— Challenge —
Locate the string "homework" throughout the material and copy every line in which it occurs.
_ _ _ _ _
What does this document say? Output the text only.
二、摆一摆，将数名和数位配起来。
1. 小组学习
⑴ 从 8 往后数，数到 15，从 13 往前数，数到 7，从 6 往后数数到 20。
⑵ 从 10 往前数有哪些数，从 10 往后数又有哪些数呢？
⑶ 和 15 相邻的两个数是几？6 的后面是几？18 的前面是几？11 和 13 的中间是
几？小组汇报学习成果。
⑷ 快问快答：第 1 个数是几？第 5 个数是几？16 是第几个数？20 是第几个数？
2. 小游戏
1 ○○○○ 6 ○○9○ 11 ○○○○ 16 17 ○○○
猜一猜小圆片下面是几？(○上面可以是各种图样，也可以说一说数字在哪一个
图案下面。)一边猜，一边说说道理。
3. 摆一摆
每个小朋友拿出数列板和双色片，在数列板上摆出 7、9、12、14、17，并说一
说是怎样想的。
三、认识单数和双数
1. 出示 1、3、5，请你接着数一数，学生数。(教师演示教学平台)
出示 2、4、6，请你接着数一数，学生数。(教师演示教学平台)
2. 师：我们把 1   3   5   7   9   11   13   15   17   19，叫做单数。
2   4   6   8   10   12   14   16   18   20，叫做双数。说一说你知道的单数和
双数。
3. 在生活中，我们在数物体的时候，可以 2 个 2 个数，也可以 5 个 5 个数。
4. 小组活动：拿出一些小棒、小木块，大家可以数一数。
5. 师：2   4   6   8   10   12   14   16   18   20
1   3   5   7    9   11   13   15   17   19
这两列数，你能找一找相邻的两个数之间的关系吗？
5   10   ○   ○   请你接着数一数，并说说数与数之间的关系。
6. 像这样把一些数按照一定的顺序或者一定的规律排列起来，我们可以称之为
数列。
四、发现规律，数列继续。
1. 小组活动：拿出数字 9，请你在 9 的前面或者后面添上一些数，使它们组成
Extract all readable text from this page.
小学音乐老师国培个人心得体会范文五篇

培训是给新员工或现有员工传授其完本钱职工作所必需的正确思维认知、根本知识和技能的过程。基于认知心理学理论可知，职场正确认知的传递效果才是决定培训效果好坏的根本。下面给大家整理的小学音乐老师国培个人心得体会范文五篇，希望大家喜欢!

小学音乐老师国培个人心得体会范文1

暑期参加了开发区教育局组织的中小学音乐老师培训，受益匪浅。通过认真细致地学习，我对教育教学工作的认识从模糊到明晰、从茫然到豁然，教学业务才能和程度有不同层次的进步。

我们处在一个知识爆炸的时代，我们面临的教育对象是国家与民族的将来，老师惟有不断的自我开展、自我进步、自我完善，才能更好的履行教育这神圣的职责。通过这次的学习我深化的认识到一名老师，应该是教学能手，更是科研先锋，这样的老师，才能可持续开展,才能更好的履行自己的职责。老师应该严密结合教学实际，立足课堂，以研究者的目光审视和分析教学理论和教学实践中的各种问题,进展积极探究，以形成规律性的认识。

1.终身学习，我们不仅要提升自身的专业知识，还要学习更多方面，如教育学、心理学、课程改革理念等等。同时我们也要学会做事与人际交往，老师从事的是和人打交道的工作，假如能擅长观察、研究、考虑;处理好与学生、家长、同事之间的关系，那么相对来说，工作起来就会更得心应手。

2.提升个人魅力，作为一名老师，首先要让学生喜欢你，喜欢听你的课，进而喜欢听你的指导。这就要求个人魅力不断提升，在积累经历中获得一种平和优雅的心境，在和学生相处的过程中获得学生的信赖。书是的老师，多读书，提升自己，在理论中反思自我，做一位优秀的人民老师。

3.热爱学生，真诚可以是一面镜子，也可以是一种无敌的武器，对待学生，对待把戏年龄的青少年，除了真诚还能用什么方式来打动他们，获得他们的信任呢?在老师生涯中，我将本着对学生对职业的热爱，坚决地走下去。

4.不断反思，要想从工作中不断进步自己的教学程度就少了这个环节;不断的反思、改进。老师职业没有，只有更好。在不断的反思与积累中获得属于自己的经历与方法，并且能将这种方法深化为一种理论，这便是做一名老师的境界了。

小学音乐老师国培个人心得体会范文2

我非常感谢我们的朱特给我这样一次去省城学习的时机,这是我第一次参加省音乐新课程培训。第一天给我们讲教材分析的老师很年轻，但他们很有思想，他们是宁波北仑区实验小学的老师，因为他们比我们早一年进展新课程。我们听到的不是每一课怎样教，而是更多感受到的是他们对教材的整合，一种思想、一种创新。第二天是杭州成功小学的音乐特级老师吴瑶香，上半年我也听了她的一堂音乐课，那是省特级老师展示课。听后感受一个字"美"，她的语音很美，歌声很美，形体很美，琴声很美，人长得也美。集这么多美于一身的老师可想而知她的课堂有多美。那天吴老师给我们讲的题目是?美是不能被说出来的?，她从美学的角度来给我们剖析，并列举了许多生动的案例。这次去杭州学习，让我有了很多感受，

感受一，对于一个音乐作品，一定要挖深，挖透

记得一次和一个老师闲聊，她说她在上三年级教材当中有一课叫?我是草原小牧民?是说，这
_ _ _ _ _
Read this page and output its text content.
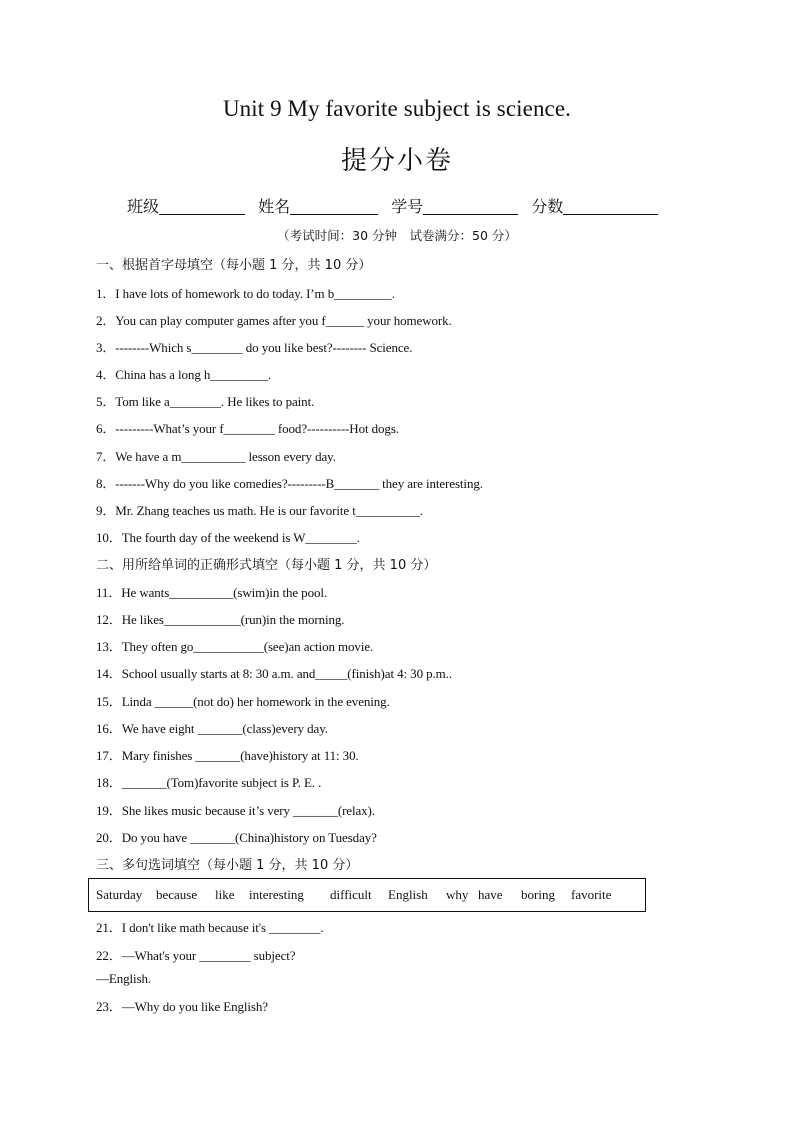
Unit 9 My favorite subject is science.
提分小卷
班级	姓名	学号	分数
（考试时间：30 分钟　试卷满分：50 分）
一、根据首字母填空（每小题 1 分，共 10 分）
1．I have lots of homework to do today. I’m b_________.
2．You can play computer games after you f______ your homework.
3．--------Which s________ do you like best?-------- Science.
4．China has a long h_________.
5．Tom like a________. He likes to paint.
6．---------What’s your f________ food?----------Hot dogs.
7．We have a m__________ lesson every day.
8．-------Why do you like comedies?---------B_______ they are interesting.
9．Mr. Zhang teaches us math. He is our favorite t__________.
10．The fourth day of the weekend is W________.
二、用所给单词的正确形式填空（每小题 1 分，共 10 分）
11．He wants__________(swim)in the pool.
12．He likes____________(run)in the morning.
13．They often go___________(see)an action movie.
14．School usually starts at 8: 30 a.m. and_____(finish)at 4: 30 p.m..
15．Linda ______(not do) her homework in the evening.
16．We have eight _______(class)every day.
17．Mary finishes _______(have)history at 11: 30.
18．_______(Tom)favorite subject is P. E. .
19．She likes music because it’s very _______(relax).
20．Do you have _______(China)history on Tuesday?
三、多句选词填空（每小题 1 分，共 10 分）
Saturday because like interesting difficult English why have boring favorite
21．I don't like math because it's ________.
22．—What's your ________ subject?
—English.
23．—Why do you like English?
_ _ _ _ _
— Result of this task —
1．I have lots of homework to do today. I’m b_________.
2．You can play computer games after you f______ your homework.
15．Linda ______(not do) her homework in the evening.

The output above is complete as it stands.